> EXERCISE: Locate the lines of the listing below that hold "origine", then copy each of them.

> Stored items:
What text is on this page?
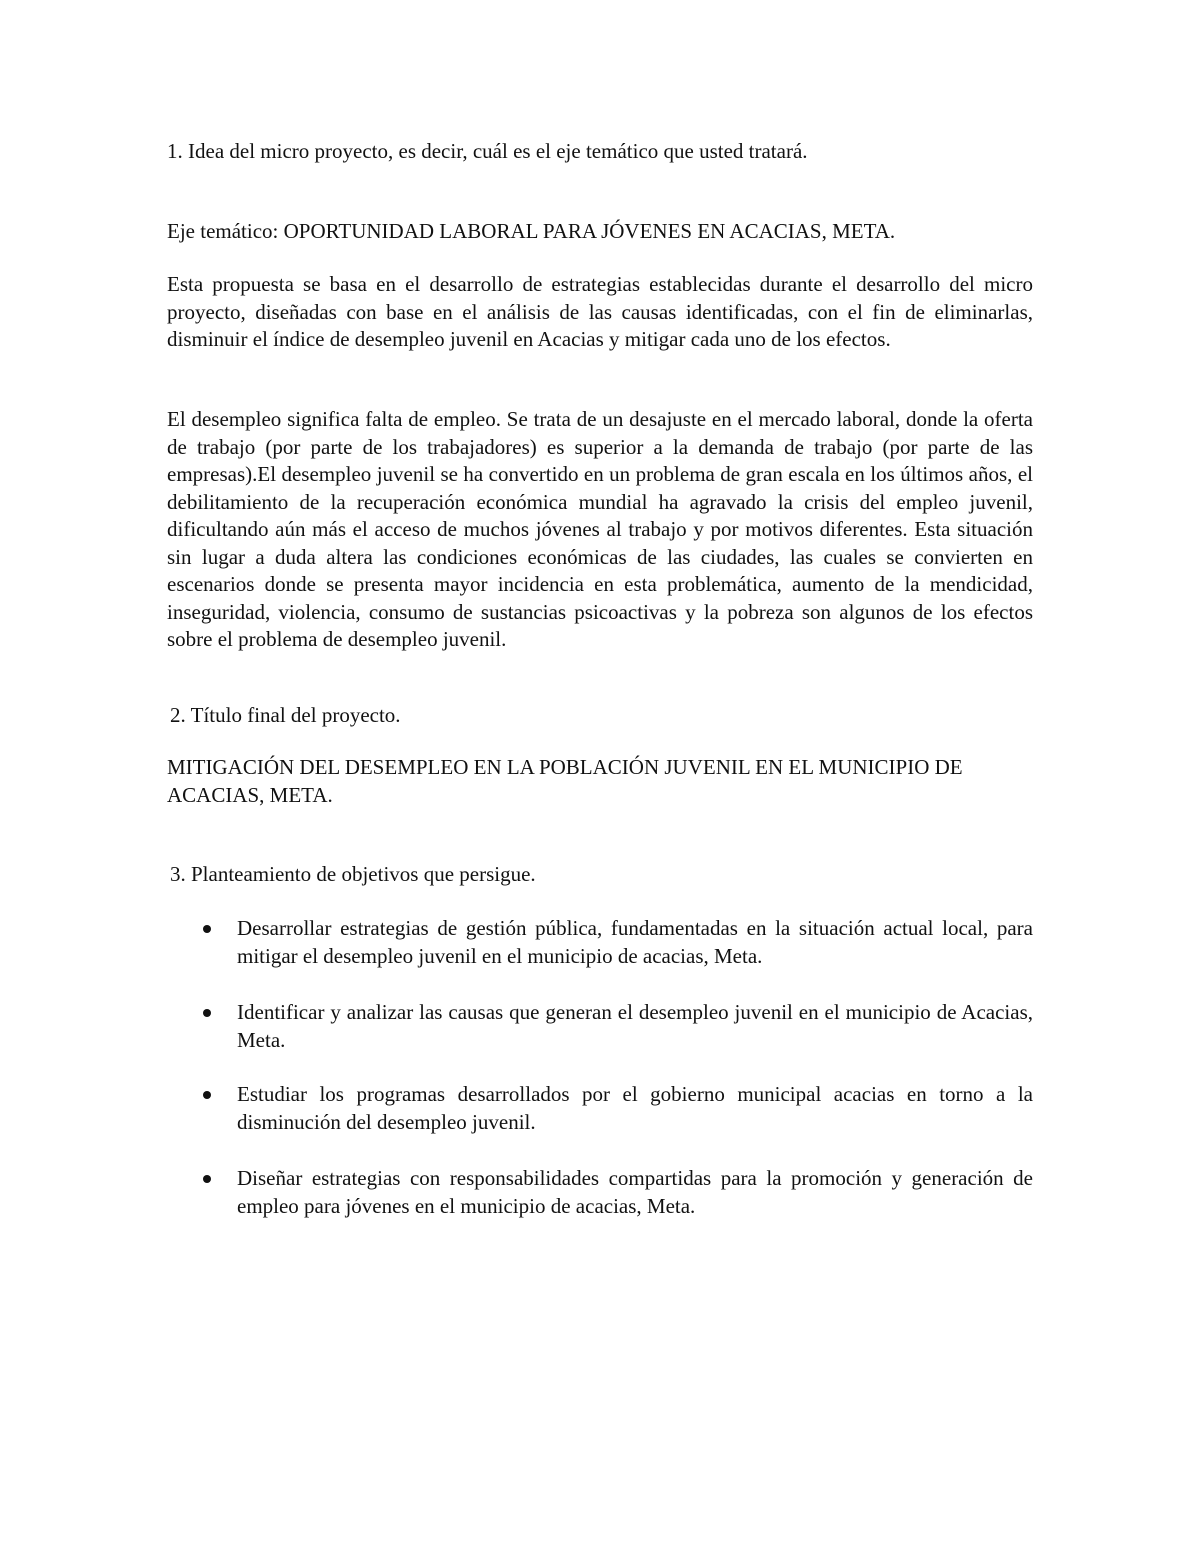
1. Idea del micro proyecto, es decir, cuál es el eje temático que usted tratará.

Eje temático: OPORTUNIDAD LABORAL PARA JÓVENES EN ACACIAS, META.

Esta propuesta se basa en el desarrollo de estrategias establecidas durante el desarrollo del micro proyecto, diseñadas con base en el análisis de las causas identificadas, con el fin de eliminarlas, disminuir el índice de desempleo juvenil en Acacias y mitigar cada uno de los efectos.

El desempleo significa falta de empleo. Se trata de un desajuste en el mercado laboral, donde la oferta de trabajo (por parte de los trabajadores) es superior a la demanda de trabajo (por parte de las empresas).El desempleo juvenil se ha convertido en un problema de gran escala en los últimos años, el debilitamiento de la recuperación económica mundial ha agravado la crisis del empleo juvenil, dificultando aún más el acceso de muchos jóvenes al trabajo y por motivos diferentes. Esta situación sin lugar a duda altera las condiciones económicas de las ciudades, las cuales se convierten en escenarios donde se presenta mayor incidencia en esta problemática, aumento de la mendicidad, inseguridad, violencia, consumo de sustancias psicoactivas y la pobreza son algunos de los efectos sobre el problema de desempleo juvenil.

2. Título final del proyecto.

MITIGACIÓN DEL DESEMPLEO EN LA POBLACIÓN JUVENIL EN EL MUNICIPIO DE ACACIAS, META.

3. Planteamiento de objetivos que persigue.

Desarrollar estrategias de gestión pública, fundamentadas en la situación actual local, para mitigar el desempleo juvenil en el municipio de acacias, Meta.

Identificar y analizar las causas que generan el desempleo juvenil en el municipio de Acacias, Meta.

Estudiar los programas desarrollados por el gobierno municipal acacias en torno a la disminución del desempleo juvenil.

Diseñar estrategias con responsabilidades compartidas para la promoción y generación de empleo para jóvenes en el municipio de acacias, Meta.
--
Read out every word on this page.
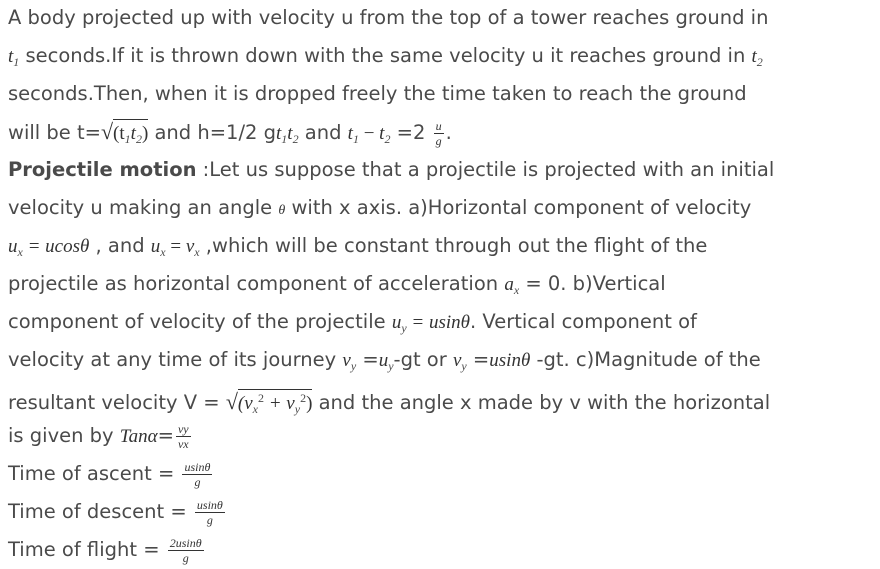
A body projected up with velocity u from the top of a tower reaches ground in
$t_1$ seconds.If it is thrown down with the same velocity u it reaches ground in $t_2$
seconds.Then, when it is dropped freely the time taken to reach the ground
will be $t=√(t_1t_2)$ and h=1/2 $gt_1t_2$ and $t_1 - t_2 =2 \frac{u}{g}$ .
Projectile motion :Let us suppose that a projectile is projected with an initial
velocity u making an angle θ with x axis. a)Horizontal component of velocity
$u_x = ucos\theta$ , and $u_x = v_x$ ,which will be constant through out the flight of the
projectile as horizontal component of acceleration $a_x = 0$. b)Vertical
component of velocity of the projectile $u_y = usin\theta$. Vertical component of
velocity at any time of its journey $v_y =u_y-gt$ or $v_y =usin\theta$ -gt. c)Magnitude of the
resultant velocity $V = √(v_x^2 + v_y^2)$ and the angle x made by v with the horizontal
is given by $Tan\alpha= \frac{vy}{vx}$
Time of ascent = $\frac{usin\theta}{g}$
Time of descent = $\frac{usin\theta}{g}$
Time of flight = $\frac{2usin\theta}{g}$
--
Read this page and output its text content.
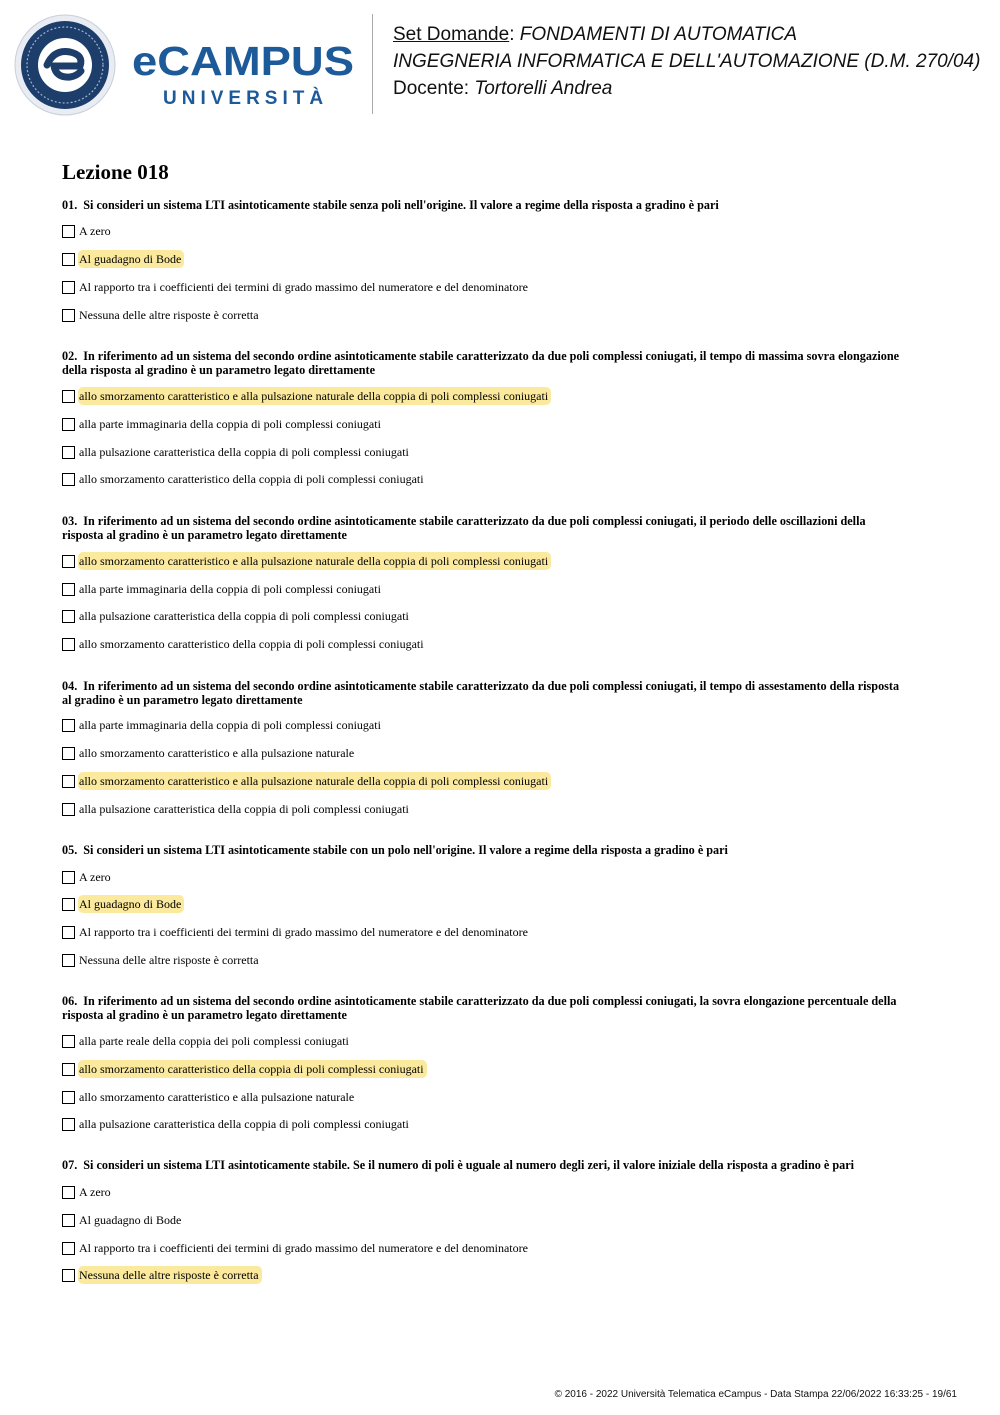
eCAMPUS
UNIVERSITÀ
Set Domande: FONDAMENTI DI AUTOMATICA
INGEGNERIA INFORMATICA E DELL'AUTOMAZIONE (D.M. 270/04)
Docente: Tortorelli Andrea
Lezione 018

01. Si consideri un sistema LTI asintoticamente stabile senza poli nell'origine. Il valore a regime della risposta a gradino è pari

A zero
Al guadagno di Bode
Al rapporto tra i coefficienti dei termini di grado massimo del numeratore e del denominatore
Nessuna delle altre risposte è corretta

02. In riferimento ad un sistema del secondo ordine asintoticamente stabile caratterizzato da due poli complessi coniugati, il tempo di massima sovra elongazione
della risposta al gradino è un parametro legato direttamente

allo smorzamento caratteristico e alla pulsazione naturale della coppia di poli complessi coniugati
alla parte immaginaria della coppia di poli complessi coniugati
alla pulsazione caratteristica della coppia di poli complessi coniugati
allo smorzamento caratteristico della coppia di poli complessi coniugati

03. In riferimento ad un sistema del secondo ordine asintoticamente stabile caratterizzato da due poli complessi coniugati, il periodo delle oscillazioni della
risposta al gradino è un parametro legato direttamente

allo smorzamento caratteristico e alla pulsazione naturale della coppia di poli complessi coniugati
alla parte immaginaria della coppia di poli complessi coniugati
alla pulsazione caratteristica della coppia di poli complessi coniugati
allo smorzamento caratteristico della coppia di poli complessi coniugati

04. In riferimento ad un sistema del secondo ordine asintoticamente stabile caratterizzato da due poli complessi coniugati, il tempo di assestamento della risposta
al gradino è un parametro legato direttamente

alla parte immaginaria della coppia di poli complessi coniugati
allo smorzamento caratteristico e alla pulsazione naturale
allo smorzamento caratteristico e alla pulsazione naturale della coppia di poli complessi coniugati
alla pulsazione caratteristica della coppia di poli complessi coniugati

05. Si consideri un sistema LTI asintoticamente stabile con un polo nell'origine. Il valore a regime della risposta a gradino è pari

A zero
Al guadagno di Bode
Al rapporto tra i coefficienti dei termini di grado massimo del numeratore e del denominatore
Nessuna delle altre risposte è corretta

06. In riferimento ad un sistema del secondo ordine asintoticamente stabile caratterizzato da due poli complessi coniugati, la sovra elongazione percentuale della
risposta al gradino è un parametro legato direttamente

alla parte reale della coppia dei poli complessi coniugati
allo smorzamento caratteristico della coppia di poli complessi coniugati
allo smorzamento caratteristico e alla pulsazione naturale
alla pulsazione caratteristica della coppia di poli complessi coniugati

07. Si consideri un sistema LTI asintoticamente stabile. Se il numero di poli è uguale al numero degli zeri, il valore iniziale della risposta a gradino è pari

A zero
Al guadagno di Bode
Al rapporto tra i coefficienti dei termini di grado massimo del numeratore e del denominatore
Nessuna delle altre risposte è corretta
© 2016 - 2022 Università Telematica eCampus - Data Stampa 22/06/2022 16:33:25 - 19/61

> COMPLETED TASK:
01. Si consideri un sistema LTI asintoticamente stabile senza poli nell'origine. Il valore a regime della risposta a gradino è pari
05. Si consideri un sistema LTI asintoticamente stabile con un polo nell'origine. Il valore a regime della risposta a gradino è pari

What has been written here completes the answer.